__Prompt__. Copy out the lines below word for word, leaving the pictures out.

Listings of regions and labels
════════════════

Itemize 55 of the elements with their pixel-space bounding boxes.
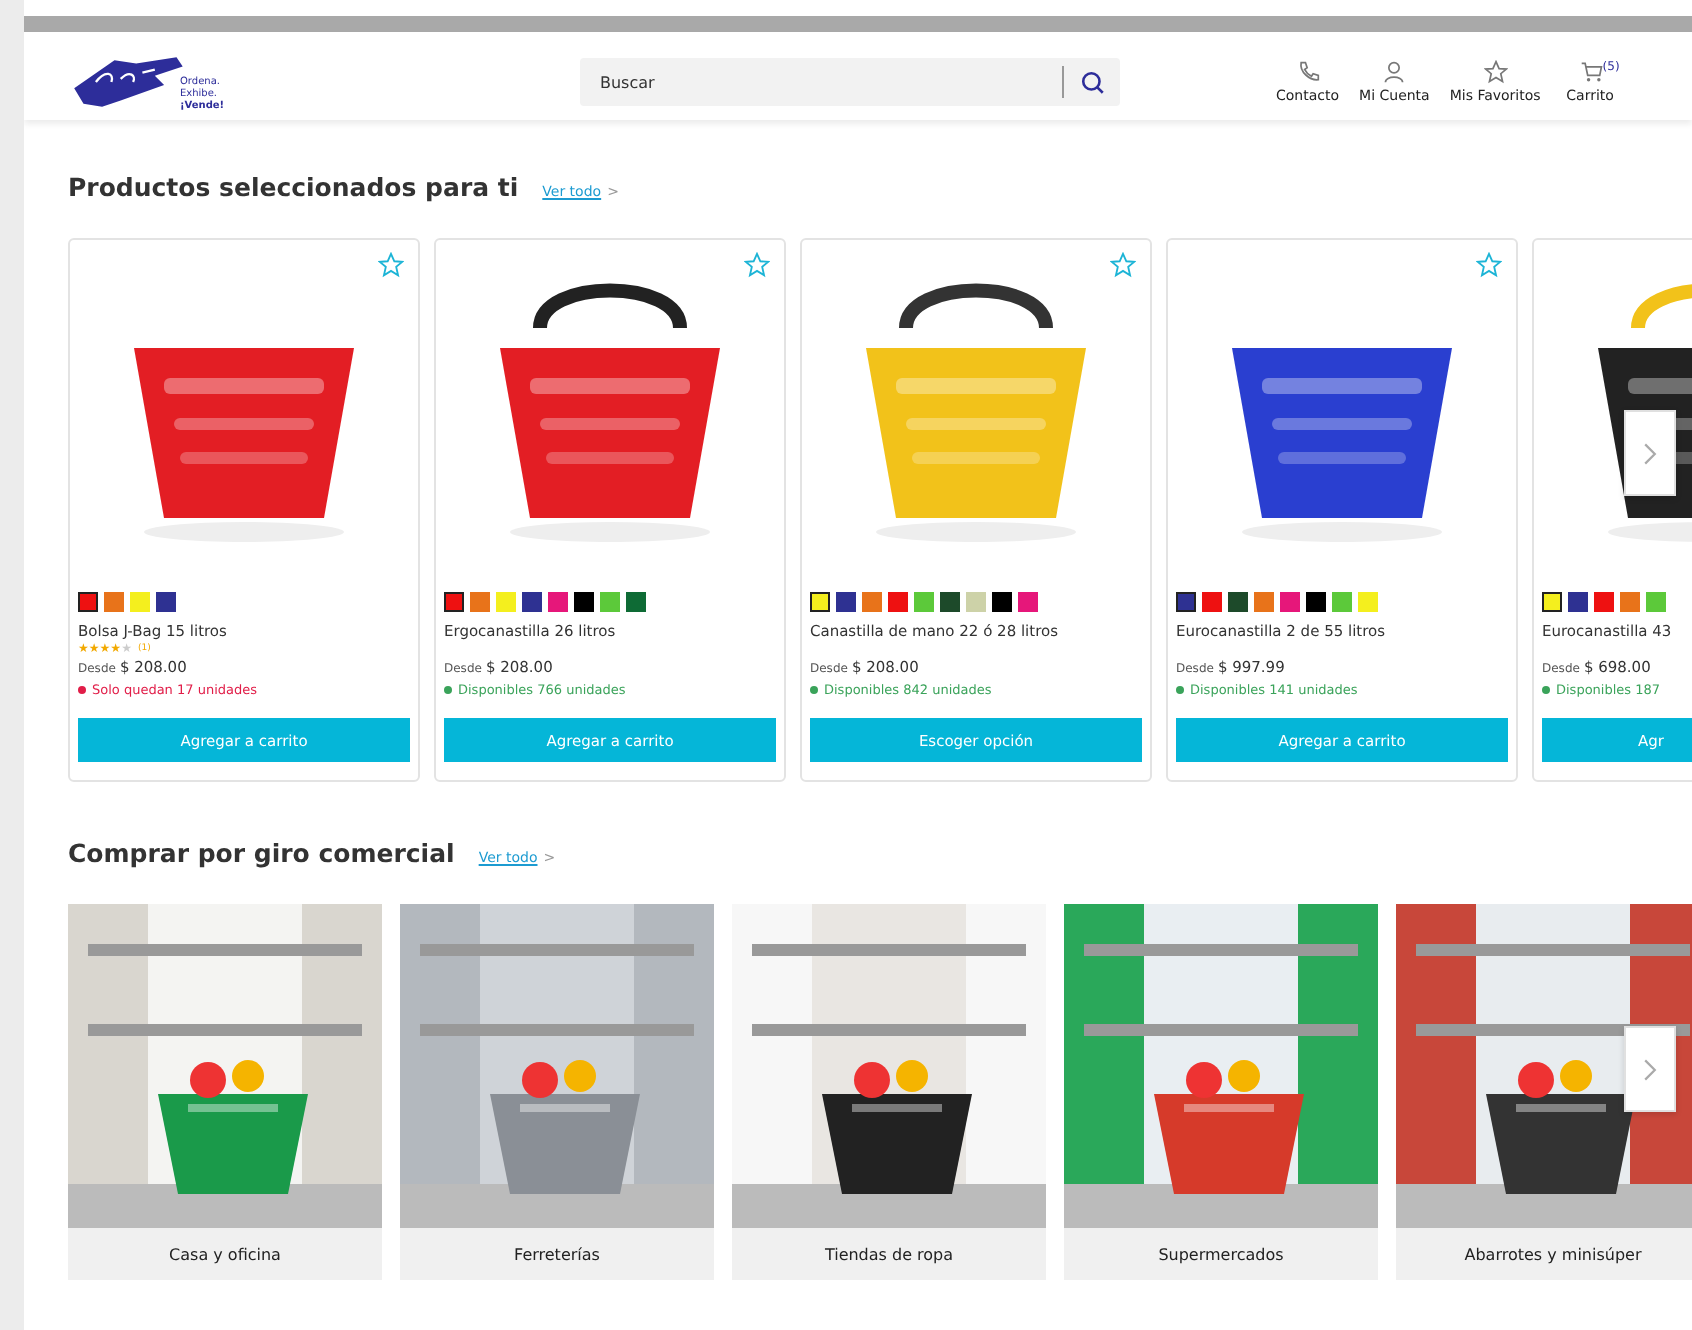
color-swatch[interactable] — [940, 592, 960, 612]
search-bar[interactable]: Buscar — [580, 58, 1120, 106]
color-swatch[interactable] — [444, 592, 464, 612]
color-swatch[interactable] — [104, 592, 124, 612]
color-swatch[interactable] — [1018, 592, 1038, 612]
color-swatch[interactable] — [1228, 592, 1248, 612]
category-label[interactable]: Tiendas de ropa — [732, 1228, 1046, 1280]
color-swatch[interactable] — [1358, 592, 1378, 612]
favorite-star-icon[interactable] — [1110, 252, 1136, 278]
color-swatch[interactable] — [1620, 592, 1640, 612]
color-swatch[interactable] — [574, 592, 594, 612]
category-label[interactable]: Supermercados — [1064, 1228, 1378, 1280]
favorite-star-icon[interactable] — [744, 252, 770, 278]
chevron-right-icon — [1642, 439, 1658, 467]
section-title: Productos seleccionados para ti — [68, 172, 519, 202]
color-swatch[interactable] — [888, 592, 908, 612]
search-field[interactable]: Buscar — [580, 71, 1062, 93]
color-swatch[interactable] — [470, 592, 490, 612]
color-swatch[interactable] — [992, 592, 1012, 612]
cart-icon — [1580, 60, 1605, 84]
color-swatch[interactable] — [1332, 592, 1352, 612]
section-title: Comprar por giro comercial — [68, 838, 455, 868]
next-button[interactable] — [1624, 1026, 1676, 1112]
color-swatch[interactable] — [130, 592, 150, 612]
color-swatch[interactable] — [1176, 592, 1196, 612]
category-label[interactable]: Casa y oficina — [68, 1228, 382, 1280]
color-swatch[interactable] — [1568, 592, 1588, 612]
color-swatch[interactable] — [496, 592, 516, 612]
search-icon[interactable] — [1080, 69, 1106, 95]
color-swatch[interactable] — [626, 592, 646, 612]
color-swatch[interactable] — [522, 592, 542, 612]
color-swatch[interactable] — [836, 592, 856, 612]
color-swatch[interactable] — [1254, 592, 1274, 612]
star-icon — [1483, 60, 1508, 84]
favorite-star-icon[interactable] — [1476, 252, 1502, 278]
chevron-right-icon — [1642, 1055, 1658, 1083]
color-swatch[interactable] — [1306, 592, 1326, 612]
color-swatch[interactable] — [600, 592, 620, 612]
color-swatch[interactable] — [914, 592, 934, 612]
color-swatch[interactable] — [156, 592, 176, 612]
user-icon — [1382, 60, 1407, 84]
color-swatch[interactable] — [548, 592, 568, 612]
color-swatch[interactable] — [1202, 592, 1222, 612]
category-label[interactable]: Ferreterías — [400, 1228, 714, 1280]
phone-icon — [1295, 60, 1320, 84]
color-swatch[interactable] — [966, 592, 986, 612]
color-swatch[interactable] — [1542, 592, 1562, 612]
color-swatch[interactable] — [862, 592, 882, 612]
color-swatch[interactable] — [1646, 592, 1666, 612]
color-swatch[interactable] — [78, 592, 98, 612]
color-swatch[interactable] — [810, 592, 830, 612]
color-swatch[interactable] — [1280, 592, 1300, 612]
color-swatch[interactable] — [1594, 592, 1614, 612]
category-label[interactable]: Abarrotes y minisúper — [1396, 1228, 1692, 1280]
favorite-star-icon[interactable] — [378, 252, 404, 278]
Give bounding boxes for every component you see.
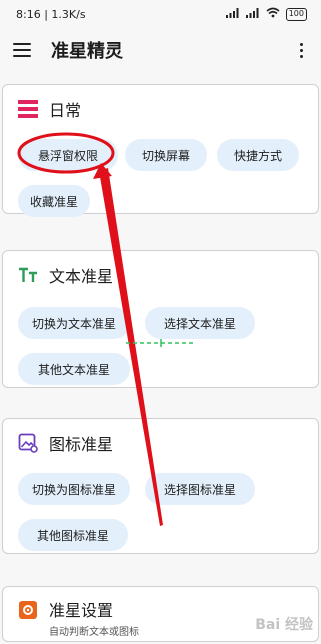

════════════════

__Expected answer__.
Itemize 55 of the elements with their pixel-space bounding boxes.
color-swatch[interactable] — [940, 592, 960, 612]
search-bar[interactable]: Buscar — [580, 58, 1120, 106]
color-swatch[interactable] — [444, 592, 464, 612]
color-swatch[interactable] — [104, 592, 124, 612]
color-swatch[interactable] — [1018, 592, 1038, 612]
color-swatch[interactable] — [1228, 592, 1248, 612]
category-label[interactable]: Tiendas de ropa — [732, 1228, 1046, 1280]
color-swatch[interactable] — [1358, 592, 1378, 612]
favorite-star-icon[interactable] — [1110, 252, 1136, 278]
color-swatch[interactable] — [1620, 592, 1640, 612]
color-swatch[interactable] — [574, 592, 594, 612]
category-label[interactable]: Supermercados — [1064, 1228, 1378, 1280]
favorite-star-icon[interactable] — [744, 252, 770, 278]
chevron-right-icon — [1642, 439, 1658, 467]
section-title: Productos seleccionados para ti — [68, 172, 519, 202]
color-swatch[interactable] — [888, 592, 908, 612]
search-field[interactable]: Buscar — [580, 71, 1062, 93]
color-swatch[interactable] — [470, 592, 490, 612]
color-swatch[interactable] — [992, 592, 1012, 612]
cart-icon — [1580, 60, 1605, 84]
color-swatch[interactable] — [1332, 592, 1352, 612]
section-title: Comprar por giro comercial — [68, 838, 455, 868]
next-button[interactable] — [1624, 1026, 1676, 1112]
color-swatch[interactable] — [130, 592, 150, 612]
color-swatch[interactable] — [1176, 592, 1196, 612]
category-label[interactable]: Casa y oficina — [68, 1228, 382, 1280]
color-swatch[interactable] — [1568, 592, 1588, 612]
color-swatch[interactable] — [496, 592, 516, 612]
search-icon[interactable] — [1080, 69, 1106, 95]
color-swatch[interactable] — [626, 592, 646, 612]
color-swatch[interactable] — [522, 592, 542, 612]
color-swatch[interactable] — [836, 592, 856, 612]
color-swatch[interactable] — [1254, 592, 1274, 612]
star-icon — [1483, 60, 1508, 84]
favorite-star-icon[interactable] — [1476, 252, 1502, 278]
chevron-right-icon — [1642, 1055, 1658, 1083]
color-swatch[interactable] — [1306, 592, 1326, 612]
color-swatch[interactable] — [600, 592, 620, 612]
color-swatch[interactable] — [914, 592, 934, 612]
color-swatch[interactable] — [156, 592, 176, 612]
user-icon — [1382, 60, 1407, 84]
color-swatch[interactable] — [548, 592, 568, 612]
color-swatch[interactable] — [1202, 592, 1222, 612]
category-label[interactable]: Ferreterías — [400, 1228, 714, 1280]
phone-icon — [1295, 60, 1320, 84]
color-swatch[interactable] — [966, 592, 986, 612]
color-swatch[interactable] — [1542, 592, 1562, 612]
color-swatch[interactable] — [862, 592, 882, 612]
color-swatch[interactable] — [1646, 592, 1666, 612]
color-swatch[interactable] — [78, 592, 98, 612]
color-swatch[interactable] — [810, 592, 830, 612]
color-swatch[interactable] — [1280, 592, 1300, 612]
color-swatch[interactable] — [1594, 592, 1614, 612]
category-label[interactable]: Abarrotes y minisúper — [1396, 1228, 1692, 1280]
favorite-star-icon[interactable] — [378, 252, 404, 278]
Give bounding boxes for every component you see.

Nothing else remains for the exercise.